(Some records)

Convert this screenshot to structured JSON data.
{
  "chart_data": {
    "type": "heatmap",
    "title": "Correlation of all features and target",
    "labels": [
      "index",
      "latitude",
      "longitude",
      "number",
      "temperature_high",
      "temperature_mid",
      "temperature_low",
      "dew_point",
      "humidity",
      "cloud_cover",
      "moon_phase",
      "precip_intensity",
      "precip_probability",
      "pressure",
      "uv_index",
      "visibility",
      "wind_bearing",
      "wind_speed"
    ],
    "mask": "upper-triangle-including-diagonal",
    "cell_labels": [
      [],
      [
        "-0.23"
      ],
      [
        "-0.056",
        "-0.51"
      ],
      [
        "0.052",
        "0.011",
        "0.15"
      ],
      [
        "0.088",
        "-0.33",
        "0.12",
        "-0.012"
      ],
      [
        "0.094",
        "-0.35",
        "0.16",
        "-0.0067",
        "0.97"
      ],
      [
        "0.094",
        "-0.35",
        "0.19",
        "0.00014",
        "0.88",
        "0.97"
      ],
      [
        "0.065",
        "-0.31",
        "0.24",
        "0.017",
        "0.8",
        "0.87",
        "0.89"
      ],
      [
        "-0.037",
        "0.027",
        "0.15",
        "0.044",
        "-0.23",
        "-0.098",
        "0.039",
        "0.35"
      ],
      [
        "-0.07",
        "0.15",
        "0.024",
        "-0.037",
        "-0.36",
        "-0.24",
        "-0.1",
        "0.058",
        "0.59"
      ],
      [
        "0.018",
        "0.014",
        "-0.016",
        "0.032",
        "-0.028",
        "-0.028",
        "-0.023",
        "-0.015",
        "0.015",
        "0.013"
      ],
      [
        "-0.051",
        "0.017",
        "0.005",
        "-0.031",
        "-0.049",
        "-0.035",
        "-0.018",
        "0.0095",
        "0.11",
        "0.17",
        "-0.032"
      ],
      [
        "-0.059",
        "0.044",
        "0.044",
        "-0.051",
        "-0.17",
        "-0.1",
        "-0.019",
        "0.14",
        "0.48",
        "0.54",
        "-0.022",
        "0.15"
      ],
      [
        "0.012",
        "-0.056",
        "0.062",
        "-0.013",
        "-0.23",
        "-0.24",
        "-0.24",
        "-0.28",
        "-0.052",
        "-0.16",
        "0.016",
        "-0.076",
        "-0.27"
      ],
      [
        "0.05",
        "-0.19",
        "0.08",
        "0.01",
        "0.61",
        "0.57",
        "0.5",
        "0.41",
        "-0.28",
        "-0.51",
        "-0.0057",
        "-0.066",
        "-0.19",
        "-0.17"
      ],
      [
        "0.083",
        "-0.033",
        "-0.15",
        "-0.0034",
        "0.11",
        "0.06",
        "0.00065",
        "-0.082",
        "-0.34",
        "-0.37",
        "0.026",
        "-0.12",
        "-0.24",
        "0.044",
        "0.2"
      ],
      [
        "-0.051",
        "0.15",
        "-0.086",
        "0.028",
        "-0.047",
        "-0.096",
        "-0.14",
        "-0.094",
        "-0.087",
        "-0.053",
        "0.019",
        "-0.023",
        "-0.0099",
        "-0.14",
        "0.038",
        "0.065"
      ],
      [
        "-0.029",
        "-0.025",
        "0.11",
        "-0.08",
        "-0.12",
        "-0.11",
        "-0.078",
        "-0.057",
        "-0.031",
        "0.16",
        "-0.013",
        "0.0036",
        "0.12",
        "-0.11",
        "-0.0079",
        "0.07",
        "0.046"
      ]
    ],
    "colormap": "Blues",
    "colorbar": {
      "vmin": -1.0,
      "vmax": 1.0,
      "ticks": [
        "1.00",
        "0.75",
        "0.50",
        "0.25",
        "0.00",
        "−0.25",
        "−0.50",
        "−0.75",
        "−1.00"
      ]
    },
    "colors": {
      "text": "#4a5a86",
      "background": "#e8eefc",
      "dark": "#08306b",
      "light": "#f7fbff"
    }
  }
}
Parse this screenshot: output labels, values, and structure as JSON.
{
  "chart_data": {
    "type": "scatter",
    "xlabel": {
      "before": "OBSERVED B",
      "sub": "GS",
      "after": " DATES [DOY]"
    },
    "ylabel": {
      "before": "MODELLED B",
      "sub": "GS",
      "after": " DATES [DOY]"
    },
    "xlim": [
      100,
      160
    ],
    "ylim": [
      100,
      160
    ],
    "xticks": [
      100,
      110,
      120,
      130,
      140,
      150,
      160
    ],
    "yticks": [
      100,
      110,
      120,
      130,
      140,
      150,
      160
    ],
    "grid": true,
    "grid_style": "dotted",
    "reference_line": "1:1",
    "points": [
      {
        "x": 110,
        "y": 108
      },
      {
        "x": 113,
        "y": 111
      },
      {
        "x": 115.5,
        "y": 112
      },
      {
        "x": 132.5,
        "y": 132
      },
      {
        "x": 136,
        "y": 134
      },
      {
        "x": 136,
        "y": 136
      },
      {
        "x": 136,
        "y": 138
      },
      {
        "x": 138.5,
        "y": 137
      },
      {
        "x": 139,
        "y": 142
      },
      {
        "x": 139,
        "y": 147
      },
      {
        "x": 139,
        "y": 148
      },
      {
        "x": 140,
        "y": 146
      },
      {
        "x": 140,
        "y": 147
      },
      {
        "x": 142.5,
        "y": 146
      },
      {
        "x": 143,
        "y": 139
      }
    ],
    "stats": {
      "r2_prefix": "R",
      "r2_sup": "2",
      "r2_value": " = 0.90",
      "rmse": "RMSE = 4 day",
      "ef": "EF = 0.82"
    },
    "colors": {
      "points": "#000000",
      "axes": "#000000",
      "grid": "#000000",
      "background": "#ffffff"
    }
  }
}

__What you are asked to do__. Make an exact copy of every line in the data.

__Reply to the exercise__.
Convert this screenshot to structured JSON data.
{
  "chart_data": {
    "type": "heatmap",
    "title": "Correlation of all features and target",
    "labels": [
      "index",
      "latitude",
      "longitude",
      "number",
      "temperature_high",
      "temperature_mid",
      "temperature_low",
      "dew_point",
      "humidity",
      "cloud_cover",
      "moon_phase",
      "precip_intensity",
      "precip_probability",
      "pressure",
      "uv_index",
      "visibility",
      "wind_bearing",
      "wind_speed"
    ],
    "mask": "upper-triangle-including-diagonal",
    "cell_labels": [
      [],
      [
        "-0.23"
      ],
      [
        "-0.056",
        "-0.51"
      ],
      [
        "0.052",
        "0.011",
        "0.15"
      ],
      [
        "0.088",
        "-0.33",
        "0.12",
        "-0.012"
      ],
      [
        "0.094",
        "-0.35",
        "0.16",
        "-0.0067",
        "0.97"
      ],
      [
        "0.094",
        "-0.35",
        "0.19",
        "0.00014",
        "0.88",
        "0.97"
      ],
      [
        "0.065",
        "-0.31",
        "0.24",
        "0.017",
        "0.8",
        "0.87",
        "0.89"
      ],
      [
        "-0.037",
        "0.027",
        "0.15",
        "0.044",
        "-0.23",
        "-0.098",
        "0.039",
        "0.35"
      ],
      [
        "-0.07",
        "0.15",
        "0.024",
        "-0.037",
        "-0.36",
        "-0.24",
        "-0.1",
        "0.058",
        "0.59"
      ],
      [
        "0.018",
        "0.014",
        "-0.016",
        "0.032",
        "-0.028",
        "-0.028",
        "-0.023",
        "-0.015",
        "0.015",
        "0.013"
      ],
      [
        "-0.051",
        "0.017",
        "0.005",
        "-0.031",
        "-0.049",
        "-0.035",
        "-0.018",
        "0.0095",
        "0.11",
        "0.17",
        "-0.032"
      ],
      [
        "-0.059",
        "0.044",
        "0.044",
        "-0.051",
        "-0.17",
        "-0.1",
        "-0.019",
        "0.14",
        "0.48",
        "0.54",
        "-0.022",
        "0.15"
      ],
      [
        "0.012",
        "-0.056",
        "0.062",
        "-0.013",
        "-0.23",
        "-0.24",
        "-0.24",
        "-0.28",
        "-0.052",
        "-0.16",
        "0.016",
        "-0.076",
        "-0.27"
      ],
      [
        "0.05",
        "-0.19",
        "0.08",
        "0.01",
        "0.61",
        "0.57",
        "0.5",
        "0.41",
        "-0.28",
        "-0.51",
        "-0.0057",
        "-0.066",
        "-0.19",
        "-0.17"
      ],
      [
        "0.083",
        "-0.033",
        "-0.15",
        "-0.0034",
        "0.11",
        "0.06",
        "0.00065",
        "-0.082",
        "-0.34",
        "-0.37",
        "0.026",
        "-0.12",
        "-0.24",
        "0.044",
        "0.2"
      ],
      [
        "-0.051",
        "0.15",
        "-0.086",
        "0.028",
        "-0.047",
        "-0.096",
        "-0.14",
        "-0.094",
        "-0.087",
        "-0.053",
        "0.019",
        "-0.023",
        "-0.0099",
        "-0.14",
        "0.038",
        "0.065"
      ],
      [
        "-0.029",
        "-0.025",
        "0.11",
        "-0.08",
        "-0.12",
        "-0.11",
        "-0.078",
        "-0.057",
        "-0.031",
        "0.16",
        "-0.013",
        "0.0036",
        "0.12",
        "-0.11",
        "-0.0079",
        "0.07",
        "0.046"
      ]
    ],
    "colormap": "Blues",
    "colorbar": {
      "vmin": -1.0,
      "vmax": 1.0,
      "ticks": [
        "1.00",
        "0.75",
        "0.50",
        "0.25",
        "0.00",
        "−0.25",
        "−0.50",
        "−0.75",
        "−1.00"
      ]
    },
    "colors": {
      "text": "#4a5a86",
      "background": "#e8eefc",
      "dark": "#08306b",
      "light": "#f7fbff"
    }
  }
}
Parse this screenshot: output labels, values, and structure as JSON.
{
  "chart_data": {
    "type": "scatter",
    "xlabel": {
      "before": "OBSERVED B",
      "sub": "GS",
      "after": " DATES [DOY]"
    },
    "ylabel": {
      "before": "MODELLED B",
      "sub": "GS",
      "after": " DATES [DOY]"
    },
    "xlim": [
      100,
      160
    ],
    "ylim": [
      100,
      160
    ],
    "xticks": [
      100,
      110,
      120,
      130,
      140,
      150,
      160
    ],
    "yticks": [
      100,
      110,
      120,
      130,
      140,
      150,
      160
    ],
    "grid": true,
    "grid_style": "dotted",
    "reference_line": "1:1",
    "points": [
      {
        "x": 110,
        "y": 108
      },
      {
        "x": 113,
        "y": 111
      },
      {
        "x": 115.5,
        "y": 112
      },
      {
        "x": 132.5,
        "y": 132
      },
      {
        "x": 136,
        "y": 134
      },
      {
        "x": 136,
        "y": 136
      },
      {
        "x": 136,
        "y": 138
      },
      {
        "x": 138.5,
        "y": 137
      },
      {
        "x": 139,
        "y": 142
      },
      {
        "x": 139,
        "y": 147
      },
      {
        "x": 139,
        "y": 148
      },
      {
        "x": 140,
        "y": 146
      },
      {
        "x": 140,
        "y": 147
      },
      {
        "x": 142.5,
        "y": 146
      },
      {
        "x": 143,
        "y": 139
      }
    ],
    "stats": {
      "r2_prefix": "R",
      "r2_sup": "2",
      "r2_value": " = 0.90",
      "rmse": "RMSE = 4 day",
      "ef": "EF = 0.82"
    },
    "colors": {
      "points": "#000000",
      "axes": "#000000",
      "grid": "#000000",
      "background": "#ffffff"
    }
  }
}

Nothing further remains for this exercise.